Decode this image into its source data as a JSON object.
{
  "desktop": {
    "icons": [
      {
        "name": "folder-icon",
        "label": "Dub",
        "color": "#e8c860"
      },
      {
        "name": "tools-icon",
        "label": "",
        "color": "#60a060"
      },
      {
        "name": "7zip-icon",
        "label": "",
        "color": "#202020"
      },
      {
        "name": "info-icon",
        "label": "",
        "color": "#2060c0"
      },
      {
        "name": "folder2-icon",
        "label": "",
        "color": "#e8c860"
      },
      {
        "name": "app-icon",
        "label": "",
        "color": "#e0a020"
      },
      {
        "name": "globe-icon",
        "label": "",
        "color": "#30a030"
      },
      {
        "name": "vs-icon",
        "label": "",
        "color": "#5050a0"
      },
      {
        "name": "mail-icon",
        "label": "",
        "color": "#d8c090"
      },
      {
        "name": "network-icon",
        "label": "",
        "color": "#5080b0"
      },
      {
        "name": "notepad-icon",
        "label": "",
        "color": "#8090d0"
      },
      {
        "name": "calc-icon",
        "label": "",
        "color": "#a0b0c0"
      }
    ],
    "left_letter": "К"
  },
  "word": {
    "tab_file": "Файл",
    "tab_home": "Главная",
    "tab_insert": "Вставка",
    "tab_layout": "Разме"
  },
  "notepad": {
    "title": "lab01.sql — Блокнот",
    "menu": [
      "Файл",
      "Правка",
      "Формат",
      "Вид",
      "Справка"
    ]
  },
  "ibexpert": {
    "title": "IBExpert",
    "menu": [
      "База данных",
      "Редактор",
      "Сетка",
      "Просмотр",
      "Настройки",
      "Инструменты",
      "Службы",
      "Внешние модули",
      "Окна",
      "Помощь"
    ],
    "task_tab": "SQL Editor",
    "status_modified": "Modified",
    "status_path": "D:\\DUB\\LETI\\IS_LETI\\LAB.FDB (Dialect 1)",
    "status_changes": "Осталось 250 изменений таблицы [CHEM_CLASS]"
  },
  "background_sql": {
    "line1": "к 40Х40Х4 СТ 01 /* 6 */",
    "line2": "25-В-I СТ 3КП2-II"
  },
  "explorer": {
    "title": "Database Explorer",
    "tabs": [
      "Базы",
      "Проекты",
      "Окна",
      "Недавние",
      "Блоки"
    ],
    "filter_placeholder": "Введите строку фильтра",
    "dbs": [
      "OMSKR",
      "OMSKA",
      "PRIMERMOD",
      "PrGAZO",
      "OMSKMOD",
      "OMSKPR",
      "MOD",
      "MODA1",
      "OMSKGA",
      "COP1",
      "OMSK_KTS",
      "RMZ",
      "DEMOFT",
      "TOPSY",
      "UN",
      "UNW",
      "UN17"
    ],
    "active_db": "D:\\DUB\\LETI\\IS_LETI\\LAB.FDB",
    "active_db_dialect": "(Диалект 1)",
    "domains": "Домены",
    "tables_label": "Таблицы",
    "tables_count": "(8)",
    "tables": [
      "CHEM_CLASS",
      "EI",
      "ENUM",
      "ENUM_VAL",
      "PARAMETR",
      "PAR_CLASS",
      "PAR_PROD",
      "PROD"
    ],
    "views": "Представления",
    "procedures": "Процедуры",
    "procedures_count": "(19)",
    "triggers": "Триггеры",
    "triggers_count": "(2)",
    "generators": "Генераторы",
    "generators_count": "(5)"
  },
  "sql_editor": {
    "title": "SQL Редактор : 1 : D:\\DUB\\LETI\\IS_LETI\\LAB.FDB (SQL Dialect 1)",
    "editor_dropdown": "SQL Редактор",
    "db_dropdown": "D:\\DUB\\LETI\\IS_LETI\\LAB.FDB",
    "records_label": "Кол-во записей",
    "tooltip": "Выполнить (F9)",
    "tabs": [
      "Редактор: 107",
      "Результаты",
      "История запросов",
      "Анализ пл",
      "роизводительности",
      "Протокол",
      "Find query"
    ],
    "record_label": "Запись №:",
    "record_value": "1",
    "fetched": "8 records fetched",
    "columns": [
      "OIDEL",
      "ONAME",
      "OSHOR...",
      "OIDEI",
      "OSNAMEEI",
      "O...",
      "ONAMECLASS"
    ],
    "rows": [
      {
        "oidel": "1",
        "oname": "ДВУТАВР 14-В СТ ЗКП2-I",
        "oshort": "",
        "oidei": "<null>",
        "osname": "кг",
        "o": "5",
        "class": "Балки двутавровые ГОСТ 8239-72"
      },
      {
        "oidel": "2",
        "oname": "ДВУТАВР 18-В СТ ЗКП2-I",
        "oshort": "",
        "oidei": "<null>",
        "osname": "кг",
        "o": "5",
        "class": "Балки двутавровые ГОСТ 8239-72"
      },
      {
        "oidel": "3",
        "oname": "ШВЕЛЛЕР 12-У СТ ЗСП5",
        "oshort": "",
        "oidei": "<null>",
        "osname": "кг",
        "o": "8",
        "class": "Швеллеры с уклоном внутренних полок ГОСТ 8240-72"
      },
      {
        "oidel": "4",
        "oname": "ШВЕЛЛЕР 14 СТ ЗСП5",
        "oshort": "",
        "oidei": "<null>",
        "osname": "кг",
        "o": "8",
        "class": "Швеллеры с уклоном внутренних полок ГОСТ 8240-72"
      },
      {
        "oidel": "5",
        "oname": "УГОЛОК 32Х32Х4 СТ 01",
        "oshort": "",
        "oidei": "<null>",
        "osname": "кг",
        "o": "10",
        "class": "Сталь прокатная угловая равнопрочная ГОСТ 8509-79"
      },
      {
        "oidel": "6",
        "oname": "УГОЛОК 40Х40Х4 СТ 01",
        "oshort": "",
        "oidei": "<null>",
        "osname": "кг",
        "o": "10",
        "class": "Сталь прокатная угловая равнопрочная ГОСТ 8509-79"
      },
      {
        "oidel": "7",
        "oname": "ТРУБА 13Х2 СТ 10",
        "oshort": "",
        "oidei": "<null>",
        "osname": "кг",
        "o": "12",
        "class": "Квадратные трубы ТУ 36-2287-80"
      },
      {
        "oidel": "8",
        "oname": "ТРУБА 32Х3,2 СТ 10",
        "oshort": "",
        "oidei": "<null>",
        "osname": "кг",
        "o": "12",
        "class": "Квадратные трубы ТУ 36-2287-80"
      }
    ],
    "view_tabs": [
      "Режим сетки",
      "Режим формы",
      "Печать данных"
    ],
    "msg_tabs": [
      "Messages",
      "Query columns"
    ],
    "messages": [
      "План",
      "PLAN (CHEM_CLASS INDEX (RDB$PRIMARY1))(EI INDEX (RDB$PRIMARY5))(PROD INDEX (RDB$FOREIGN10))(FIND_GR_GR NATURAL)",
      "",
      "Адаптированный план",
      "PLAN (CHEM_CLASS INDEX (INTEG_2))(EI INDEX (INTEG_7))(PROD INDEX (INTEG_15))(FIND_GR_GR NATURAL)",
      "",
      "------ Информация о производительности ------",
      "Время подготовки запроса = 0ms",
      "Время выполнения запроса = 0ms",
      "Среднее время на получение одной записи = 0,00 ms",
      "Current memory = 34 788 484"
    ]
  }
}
• • • • •
In full and verbatim, repeat the records given above.

Decode this image into its source data as a JSON object.
{
  "desktop": {
    "icons": [
      {
        "name": "folder-icon",
        "label": "Dub",
        "color": "#e8c860"
      },
      {
        "name": "tools-icon",
        "label": "",
        "color": "#60a060"
      },
      {
        "name": "7zip-icon",
        "label": "",
        "color": "#202020"
      },
      {
        "name": "info-icon",
        "label": "",
        "color": "#2060c0"
      },
      {
        "name": "folder2-icon",
        "label": "",
        "color": "#e8c860"
      },
      {
        "name": "app-icon",
        "label": "",
        "color": "#e0a020"
      },
      {
        "name": "globe-icon",
        "label": "",
        "color": "#30a030"
      },
      {
        "name": "vs-icon",
        "label": "",
        "color": "#5050a0"
      },
      {
        "name": "mail-icon",
        "label": "",
        "color": "#d8c090"
      },
      {
        "name": "network-icon",
        "label": "",
        "color": "#5080b0"
      },
      {
        "name": "notepad-icon",
        "label": "",
        "color": "#8090d0"
      },
      {
        "name": "calc-icon",
        "label": "",
        "color": "#a0b0c0"
      }
    ],
    "left_letter": "К"
  },
  "word": {
    "tab_file": "Файл",
    "tab_home": "Главная",
    "tab_insert": "Вставка",
    "tab_layout": "Разме"
  },
  "notepad": {
    "title": "lab01.sql — Блокнот",
    "menu": [
      "Файл",
      "Правка",
      "Формат",
      "Вид",
      "Справка"
    ]
  },
  "ibexpert": {
    "title": "IBExpert",
    "menu": [
      "База данных",
      "Редактор",
      "Сетка",
      "Просмотр",
      "Настройки",
      "Инструменты",
      "Службы",
      "Внешние модули",
      "Окна",
      "Помощь"
    ],
    "task_tab": "SQL Editor",
    "status_modified": "Modified",
    "status_path": "D:\\DUB\\LETI\\IS_LETI\\LAB.FDB (Dialect 1)",
    "status_changes": "Осталось 250 изменений таблицы [CHEM_CLASS]"
  },
  "background_sql": {
    "line1": "к 40Х40Х4 СТ 01 /* 6 */",
    "line2": "25-В-I СТ 3КП2-II"
  },
  "explorer": {
    "title": "Database Explorer",
    "tabs": [
      "Базы",
      "Проекты",
      "Окна",
      "Недавние",
      "Блоки"
    ],
    "filter_placeholder": "Введите строку фильтра",
    "dbs": [
      "OMSKR",
      "OMSKA",
      "PRIMERMOD",
      "PrGAZO",
      "OMSKMOD",
      "OMSKPR",
      "MOD",
      "MODA1",
      "OMSKGA",
      "COP1",
      "OMSK_KTS",
      "RMZ",
      "DEMOFT",
      "TOPSY",
      "UN",
      "UNW",
      "UN17"
    ],
    "active_db": "D:\\DUB\\LETI\\IS_LETI\\LAB.FDB",
    "active_db_dialect": "(Диалект 1)",
    "domains": "Домены",
    "tables_label": "Таблицы",
    "tables_count": "(8)",
    "tables": [
      "CHEM_CLASS",
      "EI",
      "ENUM",
      "ENUM_VAL",
      "PARAMETR",
      "PAR_CLASS",
      "PAR_PROD",
      "PROD"
    ],
    "views": "Представления",
    "procedures": "Процедуры",
    "procedures_count": "(19)",
    "triggers": "Триггеры",
    "triggers_count": "(2)",
    "generators": "Генераторы",
    "generators_count": "(5)"
  },
  "sql_editor": {
    "title": "SQL Редактор : 1 : D:\\DUB\\LETI\\IS_LETI\\LAB.FDB (SQL Dialect 1)",
    "editor_dropdown": "SQL Редактор",
    "db_dropdown": "D:\\DUB\\LETI\\IS_LETI\\LAB.FDB",
    "records_label": "Кол-во записей",
    "tooltip": "Выполнить (F9)",
    "tabs": [
      "Редактор: 107",
      "Результаты",
      "История запросов",
      "Анализ пл",
      "роизводительности",
      "Протокол",
      "Find query"
    ],
    "record_label": "Запись №:",
    "record_value": "1",
    "fetched": "8 records fetched",
    "columns": [
      "OIDEL",
      "ONAME",
      "OSHOR...",
      "OIDEI",
      "OSNAMEEI",
      "O...",
      "ONAMECLASS"
    ],
    "rows": [
      {
        "oidel": "1",
        "oname": "ДВУТАВР 14-В СТ ЗКП2-I",
        "oshort": "",
        "oidei": "<null>",
        "osname": "кг",
        "o": "5",
        "class": "Балки двутавровые ГОСТ 8239-72"
      },
      {
        "oidel": "2",
        "oname": "ДВУТАВР 18-В СТ ЗКП2-I",
        "oshort": "",
        "oidei": "<null>",
        "osname": "кг",
        "o": "5",
        "class": "Балки двутавровые ГОСТ 8239-72"
      },
      {
        "oidel": "3",
        "oname": "ШВЕЛЛЕР 12-У СТ ЗСП5",
        "oshort": "",
        "oidei": "<null>",
        "osname": "кг",
        "o": "8",
        "class": "Швеллеры с уклоном внутренних полок ГОСТ 8240-72"
      },
      {
        "oidel": "4",
        "oname": "ШВЕЛЛЕР 14 СТ ЗСП5",
        "oshort": "",
        "oidei": "<null>",
        "osname": "кг",
        "o": "8",
        "class": "Швеллеры с уклоном внутренних полок ГОСТ 8240-72"
      },
      {
        "oidel": "5",
        "oname": "УГОЛОК 32Х32Х4 СТ 01",
        "oshort": "",
        "oidei": "<null>",
        "osname": "кг",
        "o": "10",
        "class": "Сталь прокатная угловая равнопрочная ГОСТ 8509-79"
      },
      {
        "oidel": "6",
        "oname": "УГОЛОК 40Х40Х4 СТ 01",
        "oshort": "",
        "oidei": "<null>",
        "osname": "кг",
        "o": "10",
        "class": "Сталь прокатная угловая равнопрочная ГОСТ 8509-79"
      },
      {
        "oidel": "7",
        "oname": "ТРУБА 13Х2 СТ 10",
        "oshort": "",
        "oidei": "<null>",
        "osname": "кг",
        "o": "12",
        "class": "Квадратные трубы ТУ 36-2287-80"
      },
      {
        "oidel": "8",
        "oname": "ТРУБА 32Х3,2 СТ 10",
        "oshort": "",
        "oidei": "<null>",
        "osname": "кг",
        "o": "12",
        "class": "Квадратные трубы ТУ 36-2287-80"
      }
    ],
    "view_tabs": [
      "Режим сетки",
      "Режим формы",
      "Печать данных"
    ],
    "msg_tabs": [
      "Messages",
      "Query columns"
    ],
    "messages": [
      "План",
      "PLAN (CHEM_CLASS INDEX (RDB$PRIMARY1))(EI INDEX (RDB$PRIMARY5))(PROD INDEX (RDB$FOREIGN10))(FIND_GR_GR NATURAL)",
      "",
      "Адаптированный план",
      "PLAN (CHEM_CLASS INDEX (INTEG_2))(EI INDEX (INTEG_7))(PROD INDEX (INTEG_15))(FIND_GR_GR NATURAL)",
      "",
      "------ Информация о производительности ------",
      "Время подготовки запроса = 0ms",
      "Время выполнения запроса = 0ms",
      "Среднее время на получение одной записи = 0,00 ms",
      "Current memory = 34 788 484"
    ]
  }
}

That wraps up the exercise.